What to do: Search the material for "Κυριάκος" and show all lines that contain it.

Raw records:
------------------------------------------------------------------------
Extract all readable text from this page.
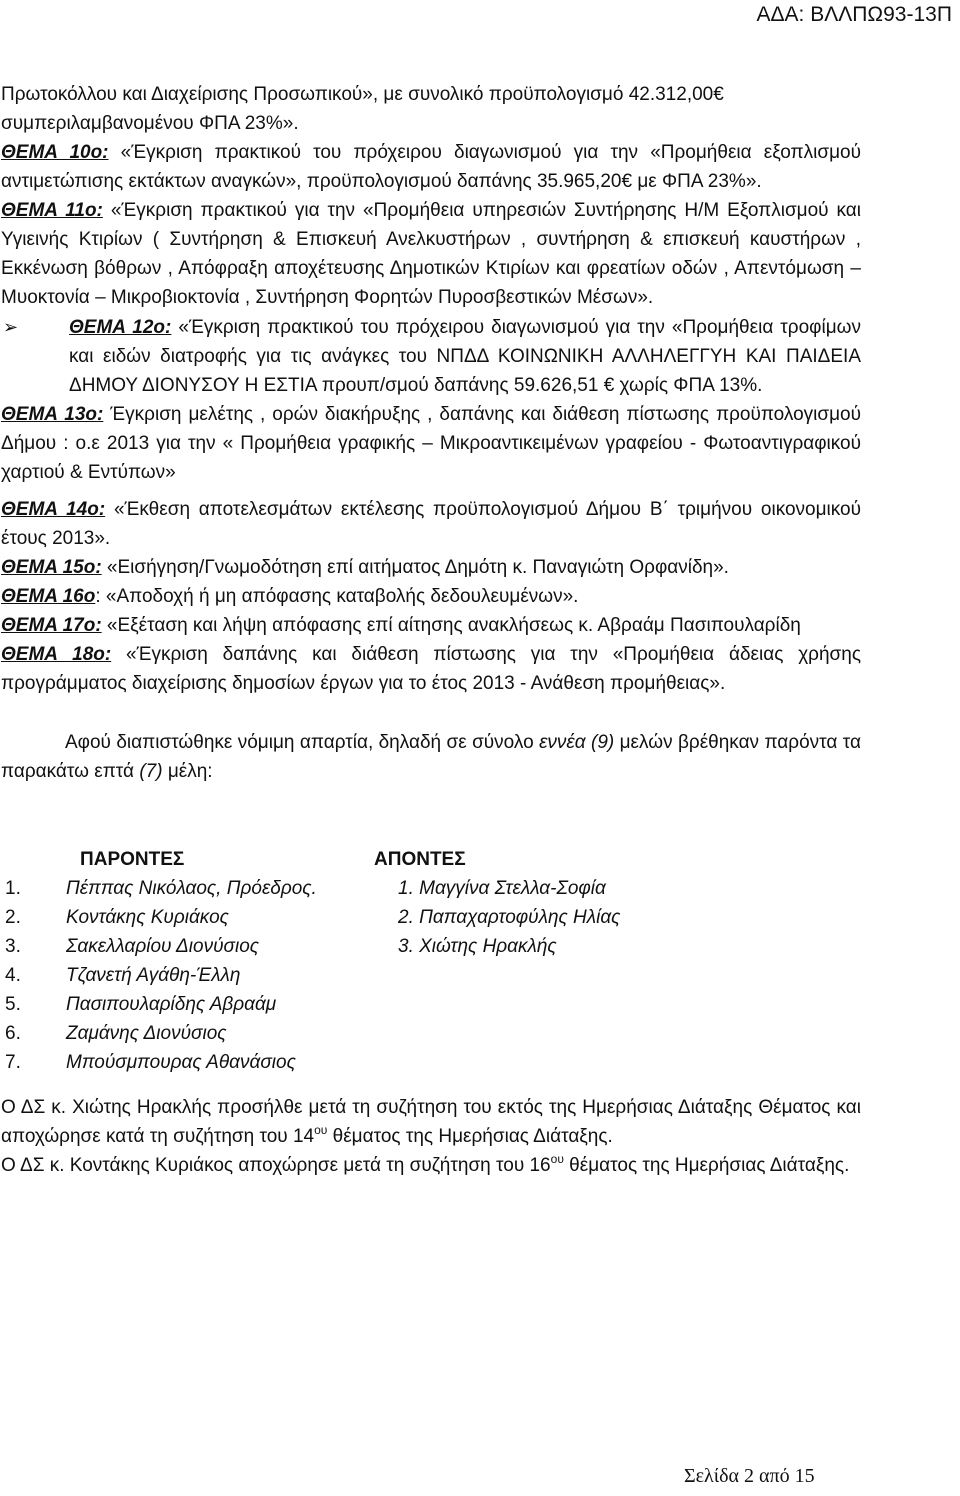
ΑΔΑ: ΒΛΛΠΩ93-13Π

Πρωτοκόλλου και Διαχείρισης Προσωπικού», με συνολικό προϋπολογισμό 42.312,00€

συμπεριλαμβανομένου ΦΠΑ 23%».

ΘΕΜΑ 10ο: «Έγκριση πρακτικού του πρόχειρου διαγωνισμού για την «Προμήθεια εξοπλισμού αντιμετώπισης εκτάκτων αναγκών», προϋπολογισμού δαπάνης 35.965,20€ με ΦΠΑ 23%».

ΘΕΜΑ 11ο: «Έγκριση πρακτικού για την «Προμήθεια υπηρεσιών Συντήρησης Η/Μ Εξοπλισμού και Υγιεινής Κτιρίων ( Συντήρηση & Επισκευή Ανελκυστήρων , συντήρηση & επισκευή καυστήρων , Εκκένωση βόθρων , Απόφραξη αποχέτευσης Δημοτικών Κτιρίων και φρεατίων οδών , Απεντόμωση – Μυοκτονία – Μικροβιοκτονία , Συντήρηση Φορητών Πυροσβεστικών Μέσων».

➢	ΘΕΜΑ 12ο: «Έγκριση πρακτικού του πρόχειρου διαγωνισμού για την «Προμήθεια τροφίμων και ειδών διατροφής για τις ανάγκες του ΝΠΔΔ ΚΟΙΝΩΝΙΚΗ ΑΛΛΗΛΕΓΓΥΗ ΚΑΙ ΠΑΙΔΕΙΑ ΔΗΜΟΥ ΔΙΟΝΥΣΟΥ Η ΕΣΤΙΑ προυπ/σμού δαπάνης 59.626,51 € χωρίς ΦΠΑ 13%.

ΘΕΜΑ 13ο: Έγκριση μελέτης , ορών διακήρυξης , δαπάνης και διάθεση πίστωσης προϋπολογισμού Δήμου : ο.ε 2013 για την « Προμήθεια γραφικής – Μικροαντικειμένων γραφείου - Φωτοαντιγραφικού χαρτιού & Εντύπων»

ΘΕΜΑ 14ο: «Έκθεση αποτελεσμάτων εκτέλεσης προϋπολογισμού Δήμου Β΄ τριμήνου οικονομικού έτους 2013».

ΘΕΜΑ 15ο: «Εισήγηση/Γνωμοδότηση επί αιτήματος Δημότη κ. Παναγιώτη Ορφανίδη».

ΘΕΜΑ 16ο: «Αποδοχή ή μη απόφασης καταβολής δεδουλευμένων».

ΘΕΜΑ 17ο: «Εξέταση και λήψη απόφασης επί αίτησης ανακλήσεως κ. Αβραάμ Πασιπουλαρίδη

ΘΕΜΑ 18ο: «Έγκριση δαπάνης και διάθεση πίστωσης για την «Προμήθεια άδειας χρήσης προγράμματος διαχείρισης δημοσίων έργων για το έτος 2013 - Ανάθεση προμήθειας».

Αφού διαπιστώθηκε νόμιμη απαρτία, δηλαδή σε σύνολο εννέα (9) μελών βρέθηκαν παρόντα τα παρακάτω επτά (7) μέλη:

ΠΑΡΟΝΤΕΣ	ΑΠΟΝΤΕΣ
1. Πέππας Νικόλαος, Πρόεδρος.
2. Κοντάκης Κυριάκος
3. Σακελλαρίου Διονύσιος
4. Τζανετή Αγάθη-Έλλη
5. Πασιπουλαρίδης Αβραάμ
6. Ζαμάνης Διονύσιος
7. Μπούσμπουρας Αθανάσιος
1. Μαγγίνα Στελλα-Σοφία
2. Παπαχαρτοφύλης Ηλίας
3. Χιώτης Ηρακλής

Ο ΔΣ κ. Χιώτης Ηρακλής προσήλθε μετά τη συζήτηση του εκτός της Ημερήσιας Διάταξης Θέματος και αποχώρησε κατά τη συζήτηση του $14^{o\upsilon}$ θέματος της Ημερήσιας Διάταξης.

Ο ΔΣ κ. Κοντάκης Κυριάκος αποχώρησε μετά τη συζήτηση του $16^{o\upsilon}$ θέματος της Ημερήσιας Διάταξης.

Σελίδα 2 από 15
------------------------------------------------------------------------
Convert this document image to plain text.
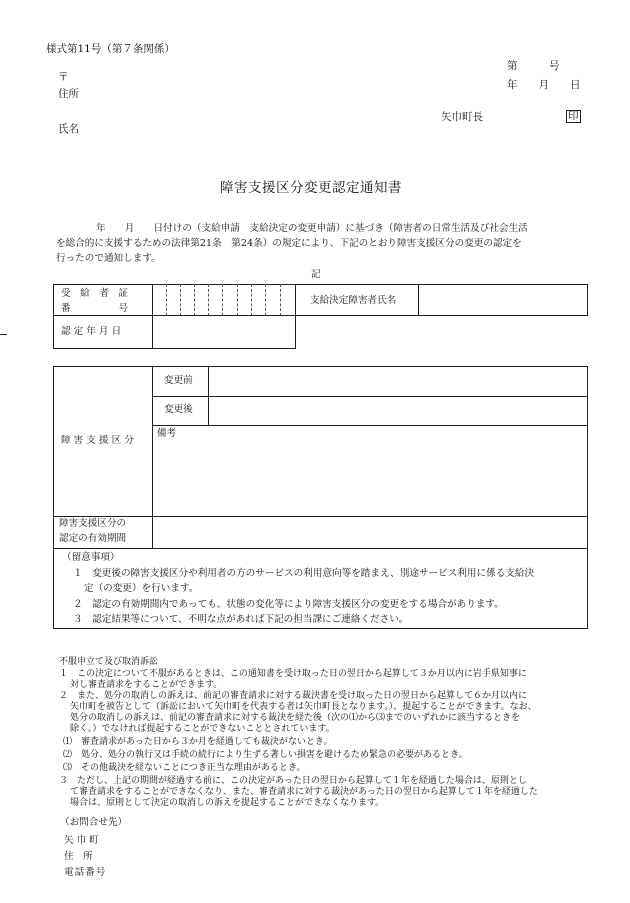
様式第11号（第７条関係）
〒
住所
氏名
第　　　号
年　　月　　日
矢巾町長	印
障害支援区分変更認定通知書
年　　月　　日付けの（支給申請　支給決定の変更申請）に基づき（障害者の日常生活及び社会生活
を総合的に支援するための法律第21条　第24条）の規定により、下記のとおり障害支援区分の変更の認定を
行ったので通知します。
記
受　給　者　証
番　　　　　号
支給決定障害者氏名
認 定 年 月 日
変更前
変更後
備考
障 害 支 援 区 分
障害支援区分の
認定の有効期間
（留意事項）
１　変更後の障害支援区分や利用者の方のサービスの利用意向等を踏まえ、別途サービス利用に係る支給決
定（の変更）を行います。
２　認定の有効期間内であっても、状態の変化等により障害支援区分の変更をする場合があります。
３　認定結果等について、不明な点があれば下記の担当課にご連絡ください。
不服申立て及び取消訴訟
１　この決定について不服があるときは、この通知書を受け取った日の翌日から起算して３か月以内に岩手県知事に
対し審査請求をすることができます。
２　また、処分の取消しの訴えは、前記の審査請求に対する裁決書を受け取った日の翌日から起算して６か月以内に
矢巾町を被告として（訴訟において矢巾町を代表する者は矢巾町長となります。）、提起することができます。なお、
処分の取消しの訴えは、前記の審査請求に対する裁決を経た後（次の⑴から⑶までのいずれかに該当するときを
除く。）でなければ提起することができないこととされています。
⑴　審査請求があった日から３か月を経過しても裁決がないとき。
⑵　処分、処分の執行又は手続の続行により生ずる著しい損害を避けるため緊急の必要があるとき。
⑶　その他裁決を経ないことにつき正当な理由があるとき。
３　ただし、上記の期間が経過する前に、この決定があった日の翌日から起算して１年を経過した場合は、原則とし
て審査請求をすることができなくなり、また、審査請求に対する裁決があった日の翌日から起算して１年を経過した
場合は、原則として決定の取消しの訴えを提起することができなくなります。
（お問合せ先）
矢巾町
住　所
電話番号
------------------------------------------------------------------------
Answer to this problem:
2. Κοντάκης Κυριάκος
Ο ΔΣ κ. Κοντάκης Κυριάκος αποχώρησε μετά τη συζήτηση του $16^{o\upsilon}$ θέματος της Ημερήσιας Διάταξης.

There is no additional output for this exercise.